Write the material out again in full, exactly.

━━ Extracted entries

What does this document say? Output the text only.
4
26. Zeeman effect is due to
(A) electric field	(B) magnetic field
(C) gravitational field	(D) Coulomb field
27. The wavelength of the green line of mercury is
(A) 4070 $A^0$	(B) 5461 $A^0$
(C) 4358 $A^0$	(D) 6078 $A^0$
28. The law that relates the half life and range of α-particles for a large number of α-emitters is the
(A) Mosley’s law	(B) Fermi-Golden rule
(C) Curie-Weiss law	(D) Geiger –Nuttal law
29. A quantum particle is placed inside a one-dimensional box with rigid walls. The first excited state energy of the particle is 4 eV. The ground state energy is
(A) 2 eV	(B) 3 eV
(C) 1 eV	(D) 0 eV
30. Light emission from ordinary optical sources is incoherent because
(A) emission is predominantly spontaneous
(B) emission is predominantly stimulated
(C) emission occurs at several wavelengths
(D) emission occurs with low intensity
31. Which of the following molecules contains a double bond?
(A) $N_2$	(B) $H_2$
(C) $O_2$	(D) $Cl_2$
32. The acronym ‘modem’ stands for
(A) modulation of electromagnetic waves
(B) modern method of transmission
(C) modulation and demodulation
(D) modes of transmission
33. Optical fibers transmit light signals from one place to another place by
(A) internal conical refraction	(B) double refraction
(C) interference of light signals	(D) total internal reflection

━━━━

* _Task solution_
What does this document say? Output the text only.
4
26. Zeeman effect is due to
(A) electric field	(B) magnetic field
(C) gravitational field	(D) Coulomb field
27. The wavelength of the green line of mercury is
(A) 4070 $A^0$	(B) 5461 $A^0$
(C) 4358 $A^0$	(D) 6078 $A^0$
28. The law that relates the half life and range of α-particles for a large number of α-emitters is the
(A) Mosley’s law	(B) Fermi-Golden rule
(C) Curie-Weiss law	(D) Geiger –Nuttal law
29. A quantum particle is placed inside a one-dimensional box with rigid walls. The first excited state energy of the particle is 4 eV. The ground state energy is
(A) 2 eV	(B) 3 eV
(C) 1 eV	(D) 0 eV
30. Light emission from ordinary optical sources is incoherent because
(A) emission is predominantly spontaneous
(B) emission is predominantly stimulated
(C) emission occurs at several wavelengths
(D) emission occurs with low intensity
31. Which of the following molecules contains a double bond?
(A) $N_2$	(B) $H_2$
(C) $O_2$	(D) $Cl_2$
32. The acronym ‘modem’ stands for
(A) modulation of electromagnetic waves
(B) modern method of transmission
(C) modulation and demodulation
(D) modes of transmission
33. Optical fibers transmit light signals from one place to another place by
(A) internal conical refraction	(B) double refraction
(C) interference of light signals	(D) total internal reflection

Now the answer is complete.